• Texto dado
Clorox anunció el cierre de sus operaciones en Venezuela. En un comunicado expuso sus razones:
“Clorox Venezuela hubiera preferido continuar su negocio en Venezuela y suministrar sus productos a los venezolanos. Sin embargo, dadas las restricciones operativas impuestas por el Gobierno venezolano, la considerable incertidumbre económica, las continuas interrupciones de suministros y sin aumentos significativos y recurrentes de los precios (…), Clorox Venezuela anticipó que continuarían las considerables pérdidas operativas en el futuro previsible”
Cerrar una empresa siempre es una decisión difícil, además de costosa. Muchas familias dependen de esos puestos de trabajo que pronto dejarán de existir. Muchos proveedores y clientes dependen de esos productos que ya no se producirán. El gobierno reaccionó ante la decisión de Clorox bajo una ya vieja consigna trocada en amenaza: “Empresa cerrada, empresa tomada”, y tomó control de las operaciones, con el objetivo de salvaguardar los puestos de trabajo y la producción.
La antigua Clorox es hoy una empresa estatal y sus trabajadores ahora son empleados públicos. La suerte de la empresa dependerá del Fisco Nacional y de la gerencia pública, como ha sucedido con tantas otras empresas estatizadas desde el año 2007.

Entradas de elementos de diseño
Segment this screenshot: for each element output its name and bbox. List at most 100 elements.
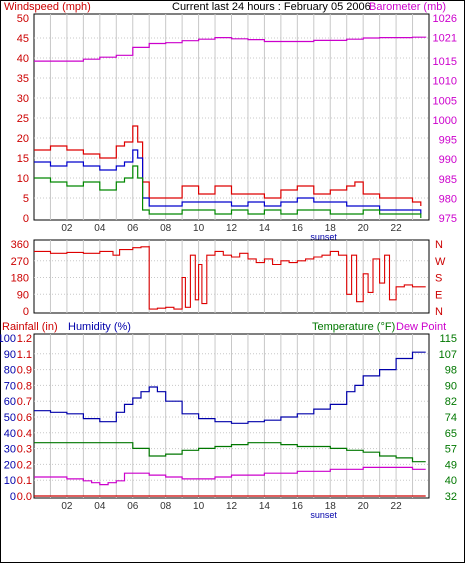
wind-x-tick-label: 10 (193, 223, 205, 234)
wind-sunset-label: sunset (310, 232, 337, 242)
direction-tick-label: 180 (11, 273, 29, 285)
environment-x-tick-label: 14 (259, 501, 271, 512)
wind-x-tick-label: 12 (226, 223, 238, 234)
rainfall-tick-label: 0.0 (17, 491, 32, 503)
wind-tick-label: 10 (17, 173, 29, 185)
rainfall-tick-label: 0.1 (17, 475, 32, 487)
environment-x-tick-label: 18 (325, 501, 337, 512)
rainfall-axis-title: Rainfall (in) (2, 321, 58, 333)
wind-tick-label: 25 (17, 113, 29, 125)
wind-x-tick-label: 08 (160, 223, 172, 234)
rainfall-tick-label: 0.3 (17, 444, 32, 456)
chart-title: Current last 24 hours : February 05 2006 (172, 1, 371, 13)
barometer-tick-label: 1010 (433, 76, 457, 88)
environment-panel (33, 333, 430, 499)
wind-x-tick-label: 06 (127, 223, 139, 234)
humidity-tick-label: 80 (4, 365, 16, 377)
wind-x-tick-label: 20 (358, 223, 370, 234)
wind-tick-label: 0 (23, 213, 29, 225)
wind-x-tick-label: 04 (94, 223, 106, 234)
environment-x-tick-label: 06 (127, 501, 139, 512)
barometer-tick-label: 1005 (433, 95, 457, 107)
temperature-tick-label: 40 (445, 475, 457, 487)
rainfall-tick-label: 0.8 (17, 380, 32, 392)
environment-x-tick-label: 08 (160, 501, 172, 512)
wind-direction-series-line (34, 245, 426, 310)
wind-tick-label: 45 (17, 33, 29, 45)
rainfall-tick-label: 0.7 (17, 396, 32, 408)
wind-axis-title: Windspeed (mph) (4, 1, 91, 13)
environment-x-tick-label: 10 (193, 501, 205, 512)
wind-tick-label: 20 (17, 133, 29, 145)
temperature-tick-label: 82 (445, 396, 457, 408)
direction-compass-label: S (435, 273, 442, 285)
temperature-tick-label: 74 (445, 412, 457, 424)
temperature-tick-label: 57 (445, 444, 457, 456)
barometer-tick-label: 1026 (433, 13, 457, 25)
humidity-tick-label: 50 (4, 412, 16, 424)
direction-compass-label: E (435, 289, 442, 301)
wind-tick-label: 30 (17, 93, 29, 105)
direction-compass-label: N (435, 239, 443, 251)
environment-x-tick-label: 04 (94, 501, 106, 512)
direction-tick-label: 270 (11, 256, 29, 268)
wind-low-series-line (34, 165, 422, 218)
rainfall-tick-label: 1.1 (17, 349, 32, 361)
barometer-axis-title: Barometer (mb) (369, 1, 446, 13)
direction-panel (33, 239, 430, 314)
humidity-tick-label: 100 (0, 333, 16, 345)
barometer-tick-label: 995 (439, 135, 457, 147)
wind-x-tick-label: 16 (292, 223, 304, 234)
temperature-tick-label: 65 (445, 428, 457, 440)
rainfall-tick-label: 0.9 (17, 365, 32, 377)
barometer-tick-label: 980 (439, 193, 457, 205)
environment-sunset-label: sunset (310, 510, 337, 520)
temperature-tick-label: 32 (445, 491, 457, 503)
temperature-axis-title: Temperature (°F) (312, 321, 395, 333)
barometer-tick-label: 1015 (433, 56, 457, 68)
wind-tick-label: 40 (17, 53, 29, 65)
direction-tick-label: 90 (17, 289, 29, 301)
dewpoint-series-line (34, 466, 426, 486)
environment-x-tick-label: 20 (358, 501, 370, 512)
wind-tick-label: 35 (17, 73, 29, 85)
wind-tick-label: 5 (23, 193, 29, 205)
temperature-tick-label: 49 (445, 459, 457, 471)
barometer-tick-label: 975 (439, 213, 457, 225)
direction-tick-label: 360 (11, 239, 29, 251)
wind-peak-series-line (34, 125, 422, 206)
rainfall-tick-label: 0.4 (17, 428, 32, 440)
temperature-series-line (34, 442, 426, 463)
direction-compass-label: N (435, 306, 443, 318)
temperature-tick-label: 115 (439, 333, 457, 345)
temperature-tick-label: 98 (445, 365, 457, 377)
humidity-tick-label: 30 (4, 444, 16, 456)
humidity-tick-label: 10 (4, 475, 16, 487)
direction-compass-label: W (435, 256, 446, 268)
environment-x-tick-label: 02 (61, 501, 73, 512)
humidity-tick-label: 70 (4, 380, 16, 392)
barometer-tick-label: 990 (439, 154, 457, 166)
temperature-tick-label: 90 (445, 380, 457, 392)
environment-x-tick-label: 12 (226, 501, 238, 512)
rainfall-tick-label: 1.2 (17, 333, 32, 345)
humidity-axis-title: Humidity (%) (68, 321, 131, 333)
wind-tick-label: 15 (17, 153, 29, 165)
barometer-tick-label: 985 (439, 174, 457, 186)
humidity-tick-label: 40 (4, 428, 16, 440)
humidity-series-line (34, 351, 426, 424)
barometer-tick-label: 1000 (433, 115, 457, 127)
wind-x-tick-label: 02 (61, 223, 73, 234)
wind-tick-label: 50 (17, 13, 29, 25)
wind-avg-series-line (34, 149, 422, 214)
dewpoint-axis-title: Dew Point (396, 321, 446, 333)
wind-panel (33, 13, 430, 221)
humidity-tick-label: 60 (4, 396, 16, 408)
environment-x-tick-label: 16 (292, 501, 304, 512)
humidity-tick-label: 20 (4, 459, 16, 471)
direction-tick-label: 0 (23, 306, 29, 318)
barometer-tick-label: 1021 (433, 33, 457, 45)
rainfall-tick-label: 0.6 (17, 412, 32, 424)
* * *
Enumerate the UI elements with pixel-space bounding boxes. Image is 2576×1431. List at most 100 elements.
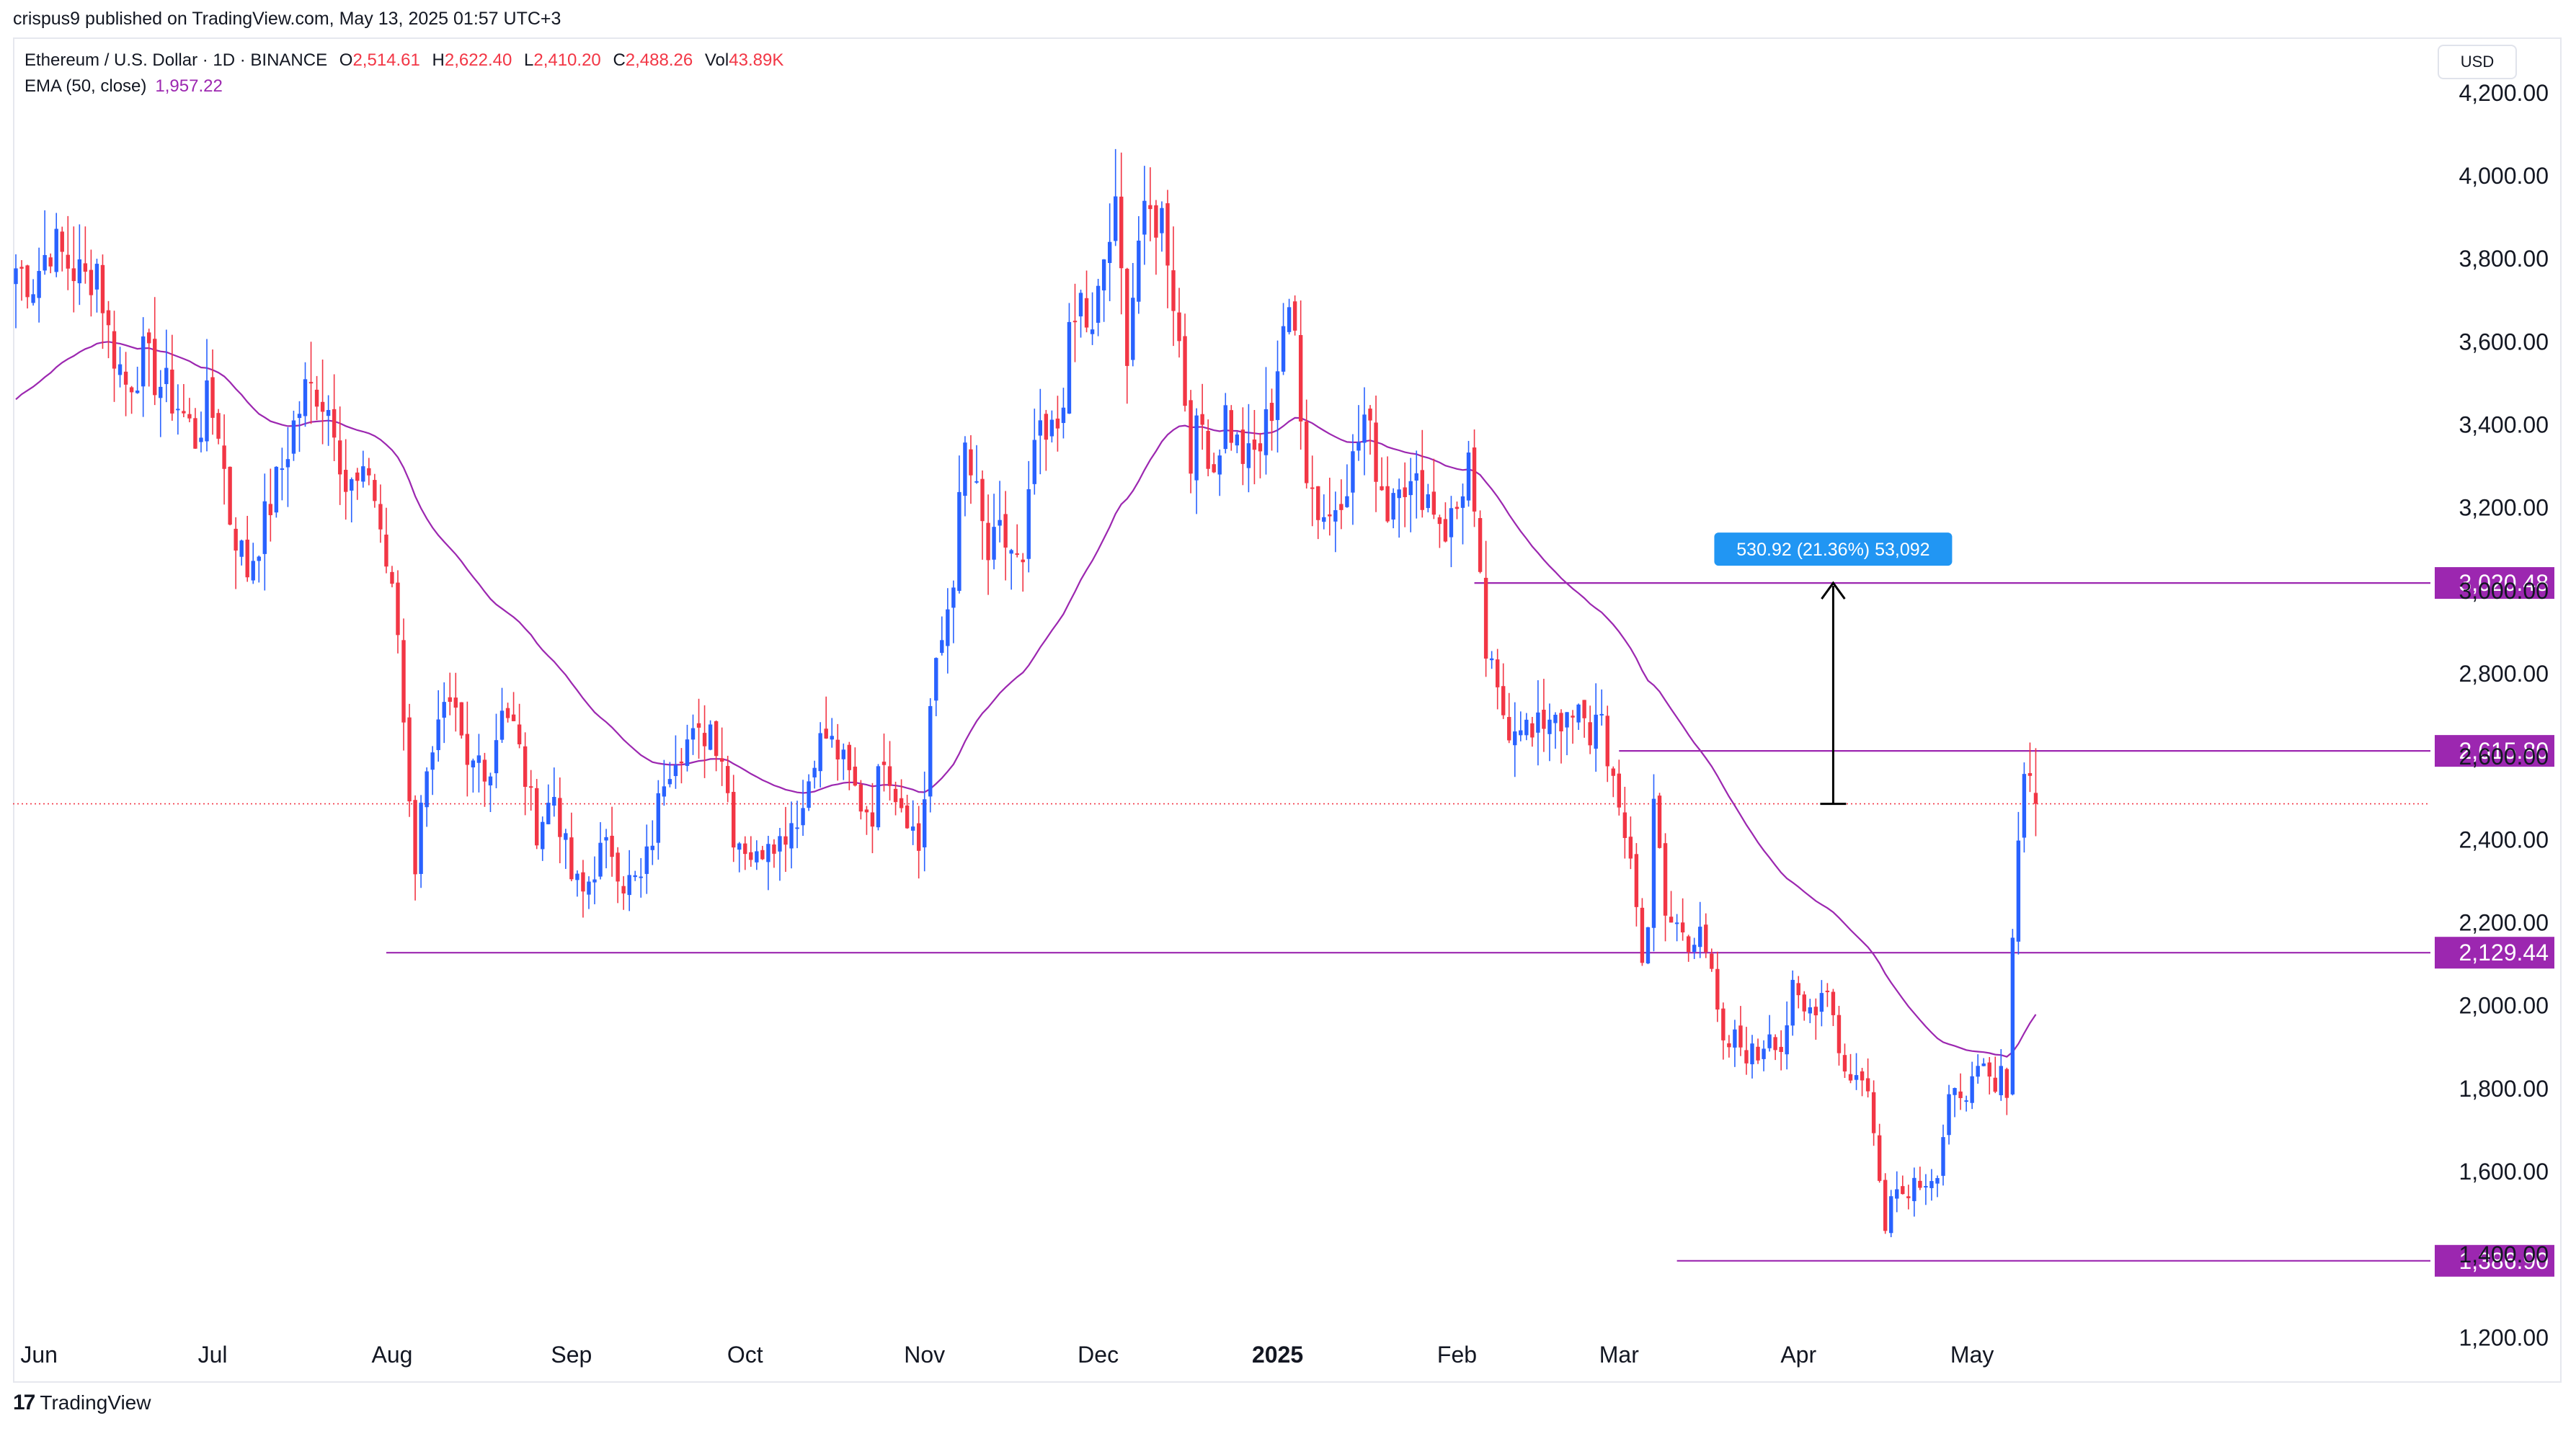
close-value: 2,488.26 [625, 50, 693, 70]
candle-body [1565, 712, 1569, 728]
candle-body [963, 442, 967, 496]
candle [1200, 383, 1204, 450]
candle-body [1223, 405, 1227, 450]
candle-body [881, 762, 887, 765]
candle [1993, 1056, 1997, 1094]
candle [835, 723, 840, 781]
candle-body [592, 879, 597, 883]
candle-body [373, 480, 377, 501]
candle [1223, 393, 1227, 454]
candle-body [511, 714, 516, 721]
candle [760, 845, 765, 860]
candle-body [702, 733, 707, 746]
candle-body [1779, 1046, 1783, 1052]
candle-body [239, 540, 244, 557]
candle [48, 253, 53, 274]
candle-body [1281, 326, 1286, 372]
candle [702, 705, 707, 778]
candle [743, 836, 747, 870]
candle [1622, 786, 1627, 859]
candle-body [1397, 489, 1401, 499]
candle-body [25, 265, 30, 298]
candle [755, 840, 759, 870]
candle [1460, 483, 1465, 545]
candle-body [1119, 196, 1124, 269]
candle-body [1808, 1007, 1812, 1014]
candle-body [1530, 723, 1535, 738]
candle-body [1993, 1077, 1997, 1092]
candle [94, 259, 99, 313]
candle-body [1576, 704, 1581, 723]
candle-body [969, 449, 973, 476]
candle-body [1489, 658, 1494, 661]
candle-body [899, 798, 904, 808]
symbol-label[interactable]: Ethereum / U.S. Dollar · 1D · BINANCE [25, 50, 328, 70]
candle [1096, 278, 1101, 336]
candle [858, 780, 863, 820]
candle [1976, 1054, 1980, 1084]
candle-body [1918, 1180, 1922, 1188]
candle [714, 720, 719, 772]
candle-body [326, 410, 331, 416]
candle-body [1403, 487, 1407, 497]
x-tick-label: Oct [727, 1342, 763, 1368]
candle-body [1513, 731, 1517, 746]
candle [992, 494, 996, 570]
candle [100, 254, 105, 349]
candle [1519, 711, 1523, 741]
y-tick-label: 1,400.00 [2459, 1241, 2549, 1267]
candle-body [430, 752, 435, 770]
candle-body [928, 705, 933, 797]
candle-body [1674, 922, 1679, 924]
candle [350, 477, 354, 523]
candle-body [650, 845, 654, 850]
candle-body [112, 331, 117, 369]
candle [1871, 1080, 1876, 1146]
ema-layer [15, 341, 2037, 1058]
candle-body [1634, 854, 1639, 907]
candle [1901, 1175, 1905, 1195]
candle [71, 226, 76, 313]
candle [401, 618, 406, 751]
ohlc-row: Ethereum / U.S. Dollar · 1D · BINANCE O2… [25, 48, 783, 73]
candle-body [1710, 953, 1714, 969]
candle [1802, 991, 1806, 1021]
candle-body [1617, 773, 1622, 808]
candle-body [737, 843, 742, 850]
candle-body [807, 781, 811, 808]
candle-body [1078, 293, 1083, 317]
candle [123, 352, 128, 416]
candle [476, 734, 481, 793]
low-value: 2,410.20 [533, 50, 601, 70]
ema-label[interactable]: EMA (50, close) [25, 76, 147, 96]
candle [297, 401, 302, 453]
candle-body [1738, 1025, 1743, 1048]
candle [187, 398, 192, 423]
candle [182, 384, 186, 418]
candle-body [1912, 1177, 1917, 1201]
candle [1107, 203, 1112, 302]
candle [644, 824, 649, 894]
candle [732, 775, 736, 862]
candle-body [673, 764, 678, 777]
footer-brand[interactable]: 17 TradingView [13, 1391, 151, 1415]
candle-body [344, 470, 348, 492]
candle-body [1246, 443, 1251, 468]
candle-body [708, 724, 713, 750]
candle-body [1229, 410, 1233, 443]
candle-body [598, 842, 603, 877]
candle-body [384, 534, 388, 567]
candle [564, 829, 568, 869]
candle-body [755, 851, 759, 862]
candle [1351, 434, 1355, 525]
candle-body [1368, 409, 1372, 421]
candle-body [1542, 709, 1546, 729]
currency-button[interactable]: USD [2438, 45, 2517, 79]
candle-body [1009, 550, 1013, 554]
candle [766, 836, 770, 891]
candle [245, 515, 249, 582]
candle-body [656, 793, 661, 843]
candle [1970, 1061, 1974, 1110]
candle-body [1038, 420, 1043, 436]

• En qué consiste
Transcribe sin cambios todo lo que va desde "Cerrar una empresa" hasta "y la producción." en el texto sobre el cierre de Clorox en Venezuela.

• Resultado del ejercicio
Cerrar una empresa siempre es una decisión difícil, además de costosa. Muchas familias dependen de esos puestos de trabajo que pronto dejarán de existir. Muchos proveedores y clientes dependen de esos productos que ya no se producirán. El gobierno reaccionó ante la decisión de Clorox bajo una ya vieja consigna trocada en amenaza: “Empresa cerrada, empresa tomada”, y tomó control de las operaciones, con el objetivo de salvaguardar los puestos de trabajo y la producción.